Records provided =
▬▬▬▬▬▬

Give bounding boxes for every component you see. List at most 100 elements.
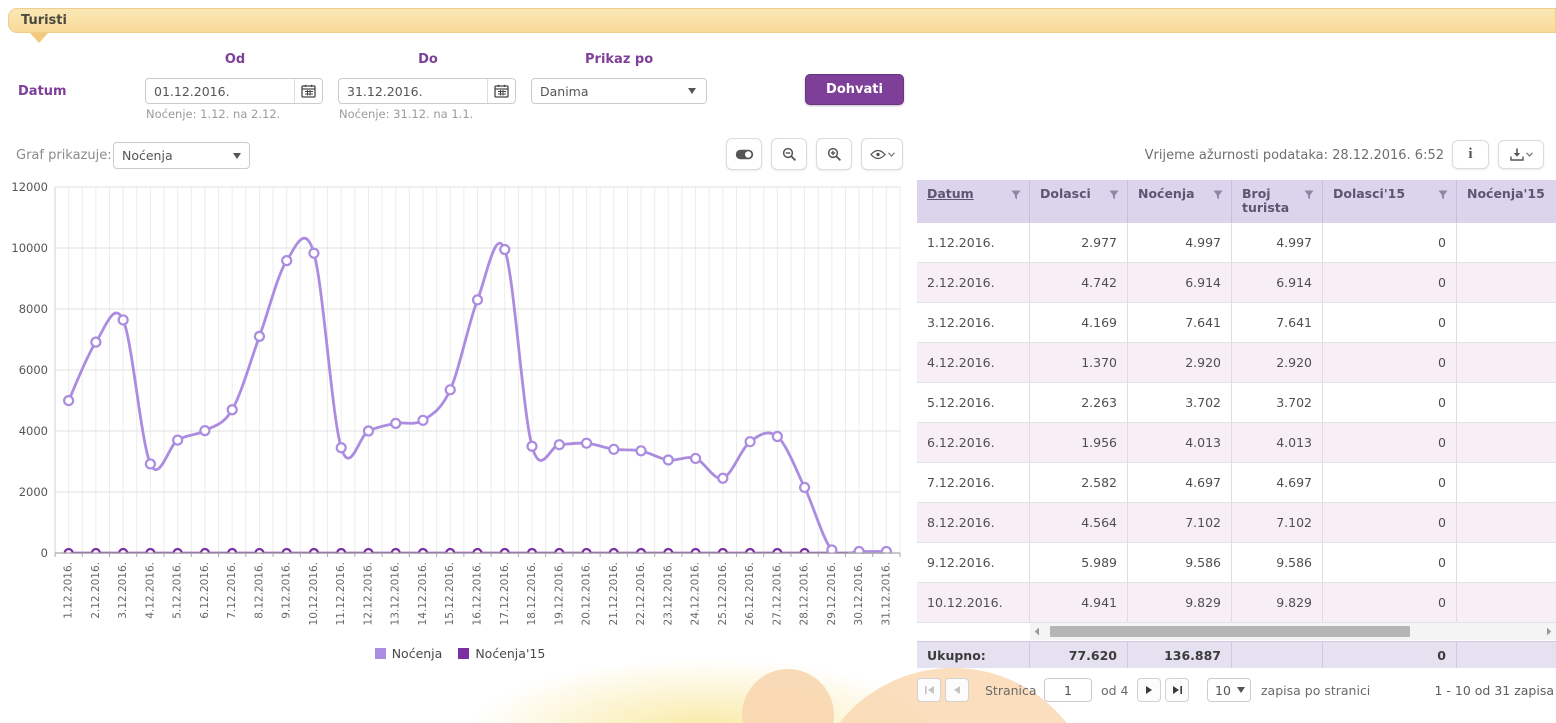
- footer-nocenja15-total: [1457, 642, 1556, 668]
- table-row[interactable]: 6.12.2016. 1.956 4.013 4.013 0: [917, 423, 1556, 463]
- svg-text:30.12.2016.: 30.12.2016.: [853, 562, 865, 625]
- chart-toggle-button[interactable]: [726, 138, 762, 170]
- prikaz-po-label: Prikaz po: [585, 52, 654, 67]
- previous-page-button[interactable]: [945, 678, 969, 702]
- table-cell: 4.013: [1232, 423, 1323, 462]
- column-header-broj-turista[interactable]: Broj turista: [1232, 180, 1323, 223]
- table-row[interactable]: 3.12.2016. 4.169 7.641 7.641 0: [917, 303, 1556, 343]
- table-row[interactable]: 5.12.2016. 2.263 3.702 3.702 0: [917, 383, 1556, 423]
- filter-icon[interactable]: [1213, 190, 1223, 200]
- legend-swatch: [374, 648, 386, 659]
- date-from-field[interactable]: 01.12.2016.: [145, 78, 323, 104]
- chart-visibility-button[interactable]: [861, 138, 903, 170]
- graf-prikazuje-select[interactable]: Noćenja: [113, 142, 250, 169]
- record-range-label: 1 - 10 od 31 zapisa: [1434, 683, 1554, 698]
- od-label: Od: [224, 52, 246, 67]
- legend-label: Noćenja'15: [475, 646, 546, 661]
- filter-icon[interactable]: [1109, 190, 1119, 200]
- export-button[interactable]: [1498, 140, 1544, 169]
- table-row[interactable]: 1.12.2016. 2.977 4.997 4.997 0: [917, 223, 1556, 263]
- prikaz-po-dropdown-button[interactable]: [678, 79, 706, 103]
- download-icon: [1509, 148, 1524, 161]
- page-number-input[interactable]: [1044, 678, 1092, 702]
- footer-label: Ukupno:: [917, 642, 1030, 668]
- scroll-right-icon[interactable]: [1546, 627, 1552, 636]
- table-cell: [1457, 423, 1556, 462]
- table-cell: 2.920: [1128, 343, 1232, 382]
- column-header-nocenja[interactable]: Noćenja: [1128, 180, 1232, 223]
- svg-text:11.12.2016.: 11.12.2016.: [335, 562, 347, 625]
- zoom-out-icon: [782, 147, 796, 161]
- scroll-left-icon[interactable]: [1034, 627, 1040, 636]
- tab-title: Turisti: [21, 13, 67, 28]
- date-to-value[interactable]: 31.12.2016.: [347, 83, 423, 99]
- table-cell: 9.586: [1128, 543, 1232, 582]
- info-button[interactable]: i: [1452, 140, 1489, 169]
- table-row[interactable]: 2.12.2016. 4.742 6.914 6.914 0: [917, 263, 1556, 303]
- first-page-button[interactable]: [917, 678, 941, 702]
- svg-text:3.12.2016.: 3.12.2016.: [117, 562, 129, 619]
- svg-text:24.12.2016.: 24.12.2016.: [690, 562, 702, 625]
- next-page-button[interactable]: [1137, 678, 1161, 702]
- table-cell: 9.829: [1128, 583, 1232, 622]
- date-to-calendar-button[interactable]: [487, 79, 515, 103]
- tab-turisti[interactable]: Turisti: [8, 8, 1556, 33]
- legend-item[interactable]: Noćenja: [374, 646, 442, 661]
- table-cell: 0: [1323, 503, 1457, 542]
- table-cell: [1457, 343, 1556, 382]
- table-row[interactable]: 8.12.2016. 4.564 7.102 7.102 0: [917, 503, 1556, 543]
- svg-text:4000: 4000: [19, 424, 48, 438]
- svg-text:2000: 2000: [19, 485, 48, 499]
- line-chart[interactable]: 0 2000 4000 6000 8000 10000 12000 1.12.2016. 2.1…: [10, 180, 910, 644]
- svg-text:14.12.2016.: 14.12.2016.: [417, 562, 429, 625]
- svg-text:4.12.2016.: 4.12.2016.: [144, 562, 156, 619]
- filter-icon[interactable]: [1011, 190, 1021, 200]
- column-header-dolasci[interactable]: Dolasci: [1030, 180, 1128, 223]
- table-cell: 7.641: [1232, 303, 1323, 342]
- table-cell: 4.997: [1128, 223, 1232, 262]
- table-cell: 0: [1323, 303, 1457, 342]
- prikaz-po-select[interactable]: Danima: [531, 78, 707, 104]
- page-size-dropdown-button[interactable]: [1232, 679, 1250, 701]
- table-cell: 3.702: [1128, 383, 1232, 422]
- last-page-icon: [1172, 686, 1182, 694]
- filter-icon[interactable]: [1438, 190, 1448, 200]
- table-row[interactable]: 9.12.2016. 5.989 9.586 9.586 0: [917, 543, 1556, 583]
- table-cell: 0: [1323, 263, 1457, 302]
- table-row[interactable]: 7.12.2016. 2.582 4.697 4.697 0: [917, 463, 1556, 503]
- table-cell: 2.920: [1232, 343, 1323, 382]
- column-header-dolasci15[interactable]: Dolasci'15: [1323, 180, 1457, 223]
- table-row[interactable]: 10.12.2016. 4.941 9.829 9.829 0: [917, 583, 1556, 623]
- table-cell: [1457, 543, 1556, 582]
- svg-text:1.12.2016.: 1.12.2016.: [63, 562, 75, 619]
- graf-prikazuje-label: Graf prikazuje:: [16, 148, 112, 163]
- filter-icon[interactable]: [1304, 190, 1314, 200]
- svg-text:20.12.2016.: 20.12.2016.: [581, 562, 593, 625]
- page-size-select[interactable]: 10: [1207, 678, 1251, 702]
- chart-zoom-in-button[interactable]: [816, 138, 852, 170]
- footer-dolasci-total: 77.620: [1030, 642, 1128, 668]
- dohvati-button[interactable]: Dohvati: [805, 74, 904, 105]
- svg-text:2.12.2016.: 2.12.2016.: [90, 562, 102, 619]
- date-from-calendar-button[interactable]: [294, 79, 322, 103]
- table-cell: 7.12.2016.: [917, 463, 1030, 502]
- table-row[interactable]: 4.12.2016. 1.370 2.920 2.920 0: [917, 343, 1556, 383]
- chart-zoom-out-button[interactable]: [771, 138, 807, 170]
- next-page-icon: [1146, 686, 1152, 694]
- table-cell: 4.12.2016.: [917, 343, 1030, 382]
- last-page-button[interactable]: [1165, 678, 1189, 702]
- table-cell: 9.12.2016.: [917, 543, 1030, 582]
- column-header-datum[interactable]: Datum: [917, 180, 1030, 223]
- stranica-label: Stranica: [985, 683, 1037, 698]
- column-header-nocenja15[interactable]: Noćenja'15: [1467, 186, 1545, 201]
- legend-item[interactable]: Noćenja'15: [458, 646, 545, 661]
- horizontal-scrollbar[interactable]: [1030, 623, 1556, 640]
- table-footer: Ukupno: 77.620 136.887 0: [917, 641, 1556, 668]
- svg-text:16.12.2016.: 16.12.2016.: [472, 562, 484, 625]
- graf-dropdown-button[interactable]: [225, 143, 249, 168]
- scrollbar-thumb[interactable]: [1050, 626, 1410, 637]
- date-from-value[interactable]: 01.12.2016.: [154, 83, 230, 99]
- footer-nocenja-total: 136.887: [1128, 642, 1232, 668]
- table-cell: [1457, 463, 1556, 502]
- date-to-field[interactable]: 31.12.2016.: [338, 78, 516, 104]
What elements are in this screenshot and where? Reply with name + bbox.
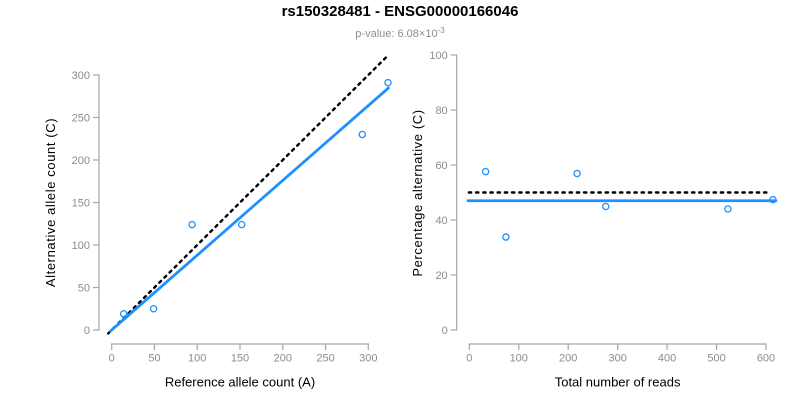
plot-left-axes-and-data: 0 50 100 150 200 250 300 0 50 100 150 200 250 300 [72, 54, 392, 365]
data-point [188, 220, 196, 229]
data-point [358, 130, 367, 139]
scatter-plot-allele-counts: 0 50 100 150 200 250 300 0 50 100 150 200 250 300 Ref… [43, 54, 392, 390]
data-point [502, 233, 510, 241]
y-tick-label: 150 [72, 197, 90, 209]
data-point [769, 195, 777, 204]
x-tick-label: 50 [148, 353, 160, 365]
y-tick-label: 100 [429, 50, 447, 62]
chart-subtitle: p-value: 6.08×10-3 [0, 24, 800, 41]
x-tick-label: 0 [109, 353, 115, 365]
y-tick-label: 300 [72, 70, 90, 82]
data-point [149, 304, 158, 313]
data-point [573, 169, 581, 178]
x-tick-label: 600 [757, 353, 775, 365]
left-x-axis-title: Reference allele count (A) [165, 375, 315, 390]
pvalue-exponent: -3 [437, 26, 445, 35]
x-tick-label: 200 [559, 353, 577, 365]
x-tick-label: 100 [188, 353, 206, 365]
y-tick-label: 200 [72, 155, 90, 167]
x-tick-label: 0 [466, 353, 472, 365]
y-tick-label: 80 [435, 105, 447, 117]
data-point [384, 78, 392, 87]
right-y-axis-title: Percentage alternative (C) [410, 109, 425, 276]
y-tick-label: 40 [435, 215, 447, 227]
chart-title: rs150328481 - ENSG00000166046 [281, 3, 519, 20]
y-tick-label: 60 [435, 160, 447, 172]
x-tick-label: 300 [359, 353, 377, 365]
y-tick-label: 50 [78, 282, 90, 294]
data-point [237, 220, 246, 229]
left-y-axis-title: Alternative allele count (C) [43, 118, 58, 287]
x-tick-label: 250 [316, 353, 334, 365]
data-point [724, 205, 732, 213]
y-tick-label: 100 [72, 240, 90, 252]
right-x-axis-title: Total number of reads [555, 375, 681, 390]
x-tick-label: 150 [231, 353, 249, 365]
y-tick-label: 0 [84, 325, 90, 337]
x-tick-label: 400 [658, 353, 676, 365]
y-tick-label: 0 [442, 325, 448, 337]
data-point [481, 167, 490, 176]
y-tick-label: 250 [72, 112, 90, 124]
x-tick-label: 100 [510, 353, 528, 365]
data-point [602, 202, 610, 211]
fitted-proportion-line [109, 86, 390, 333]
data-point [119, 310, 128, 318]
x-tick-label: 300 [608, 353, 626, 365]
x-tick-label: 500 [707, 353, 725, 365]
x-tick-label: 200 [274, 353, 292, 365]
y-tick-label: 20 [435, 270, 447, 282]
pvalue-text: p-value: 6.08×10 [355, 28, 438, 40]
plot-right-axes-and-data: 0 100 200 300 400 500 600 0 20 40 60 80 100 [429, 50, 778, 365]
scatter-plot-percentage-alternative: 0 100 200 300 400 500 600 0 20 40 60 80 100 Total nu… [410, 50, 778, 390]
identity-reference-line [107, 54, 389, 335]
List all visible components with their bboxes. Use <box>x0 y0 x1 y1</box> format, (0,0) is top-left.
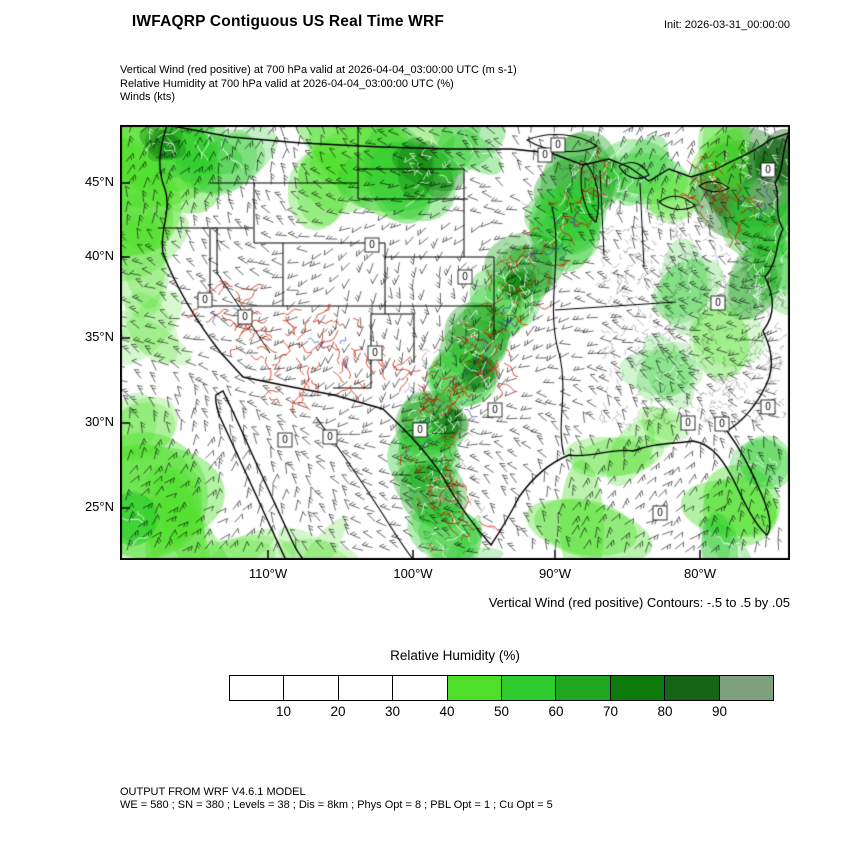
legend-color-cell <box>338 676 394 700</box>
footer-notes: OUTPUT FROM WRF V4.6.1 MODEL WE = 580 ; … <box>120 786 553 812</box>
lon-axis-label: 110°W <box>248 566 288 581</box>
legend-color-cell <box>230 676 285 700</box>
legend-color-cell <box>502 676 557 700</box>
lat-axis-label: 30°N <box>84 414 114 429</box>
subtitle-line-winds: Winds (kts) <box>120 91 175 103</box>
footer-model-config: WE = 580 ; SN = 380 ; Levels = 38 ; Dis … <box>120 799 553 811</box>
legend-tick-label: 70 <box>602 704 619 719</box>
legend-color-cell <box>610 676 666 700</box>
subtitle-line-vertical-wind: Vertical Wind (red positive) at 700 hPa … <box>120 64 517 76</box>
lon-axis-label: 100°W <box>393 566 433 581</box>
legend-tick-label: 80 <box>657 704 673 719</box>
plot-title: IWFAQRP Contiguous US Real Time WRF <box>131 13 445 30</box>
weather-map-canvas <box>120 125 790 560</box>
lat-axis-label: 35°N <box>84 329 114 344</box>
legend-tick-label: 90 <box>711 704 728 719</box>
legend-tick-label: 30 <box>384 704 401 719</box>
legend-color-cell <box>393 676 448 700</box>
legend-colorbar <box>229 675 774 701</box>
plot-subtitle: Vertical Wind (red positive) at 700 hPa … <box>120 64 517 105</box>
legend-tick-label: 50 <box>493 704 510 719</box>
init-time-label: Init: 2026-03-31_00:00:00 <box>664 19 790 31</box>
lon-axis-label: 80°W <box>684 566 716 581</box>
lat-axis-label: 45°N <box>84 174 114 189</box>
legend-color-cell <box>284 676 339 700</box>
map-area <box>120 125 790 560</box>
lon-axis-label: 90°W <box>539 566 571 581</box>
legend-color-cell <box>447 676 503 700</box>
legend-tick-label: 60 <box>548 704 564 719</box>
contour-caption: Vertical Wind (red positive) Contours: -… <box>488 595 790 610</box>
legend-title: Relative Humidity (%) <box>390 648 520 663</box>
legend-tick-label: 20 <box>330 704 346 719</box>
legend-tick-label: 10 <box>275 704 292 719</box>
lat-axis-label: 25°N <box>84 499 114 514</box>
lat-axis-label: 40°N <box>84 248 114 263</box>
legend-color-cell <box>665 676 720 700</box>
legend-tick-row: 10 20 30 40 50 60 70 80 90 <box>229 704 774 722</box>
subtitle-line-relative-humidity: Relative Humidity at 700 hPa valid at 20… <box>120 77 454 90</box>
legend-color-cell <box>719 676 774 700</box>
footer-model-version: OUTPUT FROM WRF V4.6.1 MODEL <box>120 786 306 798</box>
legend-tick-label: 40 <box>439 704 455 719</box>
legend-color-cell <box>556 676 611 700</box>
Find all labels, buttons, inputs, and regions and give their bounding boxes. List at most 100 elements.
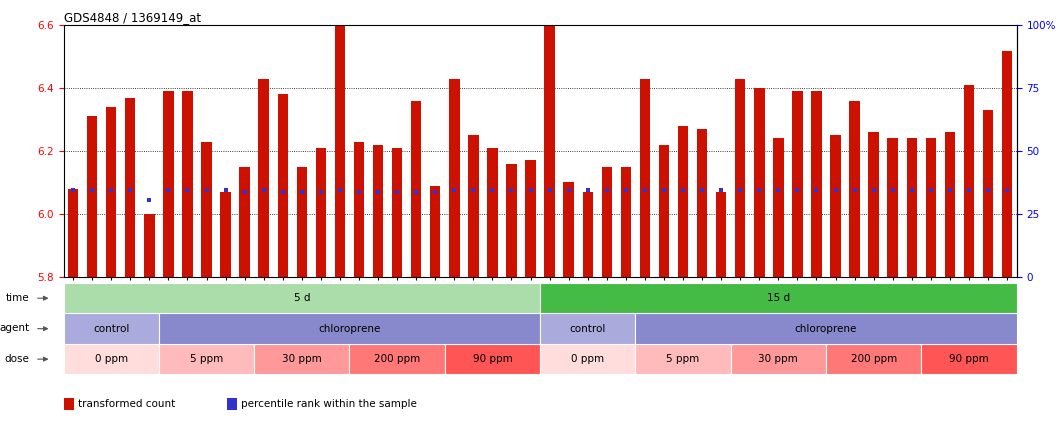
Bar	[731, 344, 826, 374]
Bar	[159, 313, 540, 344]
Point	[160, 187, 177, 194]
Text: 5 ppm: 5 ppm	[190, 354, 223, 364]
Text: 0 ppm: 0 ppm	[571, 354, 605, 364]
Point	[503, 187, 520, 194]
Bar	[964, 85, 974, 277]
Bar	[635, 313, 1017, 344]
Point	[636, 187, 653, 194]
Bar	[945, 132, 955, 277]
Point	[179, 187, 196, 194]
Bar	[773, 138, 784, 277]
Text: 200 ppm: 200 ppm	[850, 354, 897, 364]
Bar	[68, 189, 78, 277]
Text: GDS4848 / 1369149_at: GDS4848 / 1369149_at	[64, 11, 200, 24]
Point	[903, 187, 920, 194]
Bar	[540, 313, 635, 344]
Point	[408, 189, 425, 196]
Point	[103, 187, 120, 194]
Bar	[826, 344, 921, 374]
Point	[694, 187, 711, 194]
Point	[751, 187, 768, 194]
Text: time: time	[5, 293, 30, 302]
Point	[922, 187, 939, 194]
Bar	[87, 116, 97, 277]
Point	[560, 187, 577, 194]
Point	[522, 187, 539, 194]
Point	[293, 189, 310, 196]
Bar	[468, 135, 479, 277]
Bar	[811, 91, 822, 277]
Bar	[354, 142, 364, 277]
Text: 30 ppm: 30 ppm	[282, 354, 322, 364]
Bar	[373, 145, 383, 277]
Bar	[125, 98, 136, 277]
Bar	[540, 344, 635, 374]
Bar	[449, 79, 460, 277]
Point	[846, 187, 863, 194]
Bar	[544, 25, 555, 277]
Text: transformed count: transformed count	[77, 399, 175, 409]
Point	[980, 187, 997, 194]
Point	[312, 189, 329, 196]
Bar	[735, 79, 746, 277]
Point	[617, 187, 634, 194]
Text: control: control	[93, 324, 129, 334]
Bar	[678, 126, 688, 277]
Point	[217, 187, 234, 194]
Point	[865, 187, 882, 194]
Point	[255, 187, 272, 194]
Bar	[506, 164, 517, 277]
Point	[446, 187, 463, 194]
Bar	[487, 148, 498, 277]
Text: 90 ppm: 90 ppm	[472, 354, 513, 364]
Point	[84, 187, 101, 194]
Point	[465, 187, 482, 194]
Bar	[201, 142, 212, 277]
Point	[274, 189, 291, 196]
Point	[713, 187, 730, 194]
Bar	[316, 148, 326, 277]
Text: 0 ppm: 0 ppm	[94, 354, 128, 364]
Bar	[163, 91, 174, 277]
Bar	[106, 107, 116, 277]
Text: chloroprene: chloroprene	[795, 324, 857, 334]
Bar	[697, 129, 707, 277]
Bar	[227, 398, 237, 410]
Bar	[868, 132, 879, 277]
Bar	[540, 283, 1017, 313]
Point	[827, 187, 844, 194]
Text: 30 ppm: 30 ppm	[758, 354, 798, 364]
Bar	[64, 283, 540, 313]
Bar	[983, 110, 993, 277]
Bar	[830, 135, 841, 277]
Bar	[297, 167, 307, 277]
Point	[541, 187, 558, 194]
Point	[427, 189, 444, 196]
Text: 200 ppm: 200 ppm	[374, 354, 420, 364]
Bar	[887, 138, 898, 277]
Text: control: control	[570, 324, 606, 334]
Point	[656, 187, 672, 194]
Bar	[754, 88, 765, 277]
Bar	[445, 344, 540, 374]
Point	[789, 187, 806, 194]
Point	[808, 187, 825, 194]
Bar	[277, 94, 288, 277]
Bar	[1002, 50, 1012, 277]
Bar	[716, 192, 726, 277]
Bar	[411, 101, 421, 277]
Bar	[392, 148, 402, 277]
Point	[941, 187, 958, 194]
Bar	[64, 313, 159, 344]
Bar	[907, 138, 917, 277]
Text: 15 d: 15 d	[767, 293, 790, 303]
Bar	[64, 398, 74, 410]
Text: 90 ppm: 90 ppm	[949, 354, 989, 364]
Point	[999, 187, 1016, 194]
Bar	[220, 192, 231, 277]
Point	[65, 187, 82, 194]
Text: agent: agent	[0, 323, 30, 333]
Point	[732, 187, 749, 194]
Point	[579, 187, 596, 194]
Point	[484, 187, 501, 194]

▬▬▬▬▬▬

Directions for this task = Put everything in the records above, from the line containing "legend-color-cell <box>338 676 394 700</box>" down to the line containing "footer-model-version: OUTPUT FROM", into a numbered list, with both of those lines included and any blank lines left out.

Answer to this problem =
1. legend-color-cell <box>338 676 394 700</box>
2. footer-notes: OUTPUT FROM WRF V4.6.1 MODEL WE = 580 ; … <box>120 786 553 812</box>
3. lon-axis-label: 110°W <box>248 566 288 581</box>
4. legend-color-cell <box>230 676 285 700</box>
5. legend-color-cell <box>502 676 557 700</box>
6. lat-axis-label: 30°N <box>84 414 114 429</box>
7. subtitle-line-winds: Winds (kts) <box>120 91 175 103</box>
8. footer-model-config: WE = 580 ; SN = 380 ; Levels = 38 ; Dis … <box>120 799 553 811</box>
9. legend-tick-label: 70 <box>602 704 619 719</box>
10. legend-color-cell <box>610 676 666 700</box>
11. subtitle-line-vertical-wind: Vertical Wind (red positive) at 700 hPa … <box>120 64 517 76</box>
12. lon-axis-label: 100°W <box>393 566 433 581</box>
13. legend-tick-label: 80 <box>657 704 673 719</box>
14. plot-title: IWFAQRP Contiguous US Real Time WRF <box>131 13 445 30</box>
15. weather-map-canvas <box>120 125 790 560</box>
16. lat-axis-label: 35°N <box>84 329 114 344</box>
17. legend-tick-label: 90 <box>711 704 728 719</box>
18. legend-tick-label: 30 <box>384 704 401 719</box>
19. legend-color-cell <box>393 676 448 700</box>
20. legend-colorbar <box>229 675 774 701</box>
21. plot-subtitle: Vertical Wind (red positive) at 700 hPa … <box>120 64 517 105</box>
22. legend-tick-label: 50 <box>493 704 510 719</box>
23. init-time-label: Init: 2026-03-31_00:00:00 <box>664 19 790 31</box>
24. lon-axis-label: 80°W <box>684 566 716 581</box>
25. lat-axis-label: 45°N <box>84 174 114 189</box>
26. legend-color-cell <box>284 676 339 700</box>
27. map-area <box>120 125 790 560</box>
28. lon-axis-label: 90°W <box>539 566 571 581</box>
29. legend-color-cell <box>447 676 503 700</box>
30. legend-tick-label: 60 <box>548 704 564 719</box>
31. contour-caption: Vertical Wind (red positive) Contours: -… <box>488 595 790 610</box>
32. legend-title: Relative Humidity (%) <box>390 648 520 663</box>
33. legend-tick-label: 20 <box>330 704 346 719</box>
34. legend-tick-label: 10 <box>275 704 292 719</box>
35. lat-axis-label: 25°N <box>84 499 114 514</box>
36. lat-axis-label: 40°N <box>84 248 114 263</box>
37. legend-color-cell <box>665 676 720 700</box>
38. legend-tick-row: 10 20 30 40 50 60 70 80 90 <box>229 704 774 722</box>
39. subtitle-line-relative-humidity: Relative Humidity at 700 hPa valid at 20… <box>120 77 454 90</box>
40. legend-color-cell <box>719 676 774 700</box>
41. footer-model-version: OUTPUT FROM WRF V4.6.1 MODEL <box>120 786 306 798</box>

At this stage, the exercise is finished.